== What to do ==
Copy out every line of the data exactly.

Recorded data
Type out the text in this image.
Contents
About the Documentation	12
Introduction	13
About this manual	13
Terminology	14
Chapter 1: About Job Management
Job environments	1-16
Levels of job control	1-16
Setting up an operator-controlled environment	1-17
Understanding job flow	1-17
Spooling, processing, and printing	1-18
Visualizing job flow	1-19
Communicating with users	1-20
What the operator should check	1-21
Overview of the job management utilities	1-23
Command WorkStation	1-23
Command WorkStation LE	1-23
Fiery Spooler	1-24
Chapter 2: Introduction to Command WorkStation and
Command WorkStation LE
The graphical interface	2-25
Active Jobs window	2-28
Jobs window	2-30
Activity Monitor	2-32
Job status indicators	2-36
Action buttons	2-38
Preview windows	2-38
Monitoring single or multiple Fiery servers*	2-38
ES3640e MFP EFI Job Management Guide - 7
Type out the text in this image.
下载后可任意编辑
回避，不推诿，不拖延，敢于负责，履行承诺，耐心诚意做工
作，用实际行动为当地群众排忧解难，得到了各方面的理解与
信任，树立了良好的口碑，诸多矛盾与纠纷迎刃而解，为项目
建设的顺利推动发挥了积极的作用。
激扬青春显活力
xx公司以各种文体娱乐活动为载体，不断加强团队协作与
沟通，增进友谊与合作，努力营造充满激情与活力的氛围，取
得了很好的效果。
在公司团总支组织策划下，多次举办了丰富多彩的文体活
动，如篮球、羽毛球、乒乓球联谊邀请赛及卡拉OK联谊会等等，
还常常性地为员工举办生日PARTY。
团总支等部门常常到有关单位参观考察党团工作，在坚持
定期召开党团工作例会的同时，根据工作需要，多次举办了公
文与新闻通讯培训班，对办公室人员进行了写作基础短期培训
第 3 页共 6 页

== Finished exercise ==
Type out the text in this image.
Contents
About the Documentation	12
Introduction	13
About this manual	13
Terminology	14
Chapter 1: About Job Management
Job environments	1-16
Levels of job control	1-16
Setting up an operator-controlled environment	1-17
Understanding job flow	1-17
Spooling, processing, and printing	1-18
Visualizing job flow	1-19
Communicating with users	1-20
What the operator should check	1-21
Overview of the job management utilities	1-23
Command WorkStation	1-23
Command WorkStation LE	1-23
Fiery Spooler	1-24
Chapter 2: Introduction to Command WorkStation and
Command WorkStation LE
The graphical interface	2-25
Active Jobs window	2-28
Jobs window	2-30
Activity Monitor	2-32
Job status indicators	2-36
Action buttons	2-38
Preview windows	2-38
Monitoring single or multiple Fiery servers*	2-38
ES3640e MFP EFI Job Management Guide - 7
Type out the text in this image.
下载后可任意编辑
回避，不推诿，不拖延，敢于负责，履行承诺，耐心诚意做工
作，用实际行动为当地群众排忧解难，得到了各方面的理解与
信任，树立了良好的口碑，诸多矛盾与纠纷迎刃而解，为项目
建设的顺利推动发挥了积极的作用。
激扬青春显活力
xx公司以各种文体娱乐活动为载体，不断加强团队协作与
沟通，增进友谊与合作，努力营造充满激情与活力的氛围，取
得了很好的效果。
在公司团总支组织策划下，多次举办了丰富多彩的文体活
动，如篮球、羽毛球、乒乓球联谊邀请赛及卡拉OK联谊会等等，
还常常性地为员工举办生日PARTY。
团总支等部门常常到有关单位参观考察党团工作，在坚持
定期召开党团工作例会的同时，根据工作需要，多次举办了公
文与新闻通讯培训班，对办公室人员进行了写作基础短期培训
第 3 页共 6 页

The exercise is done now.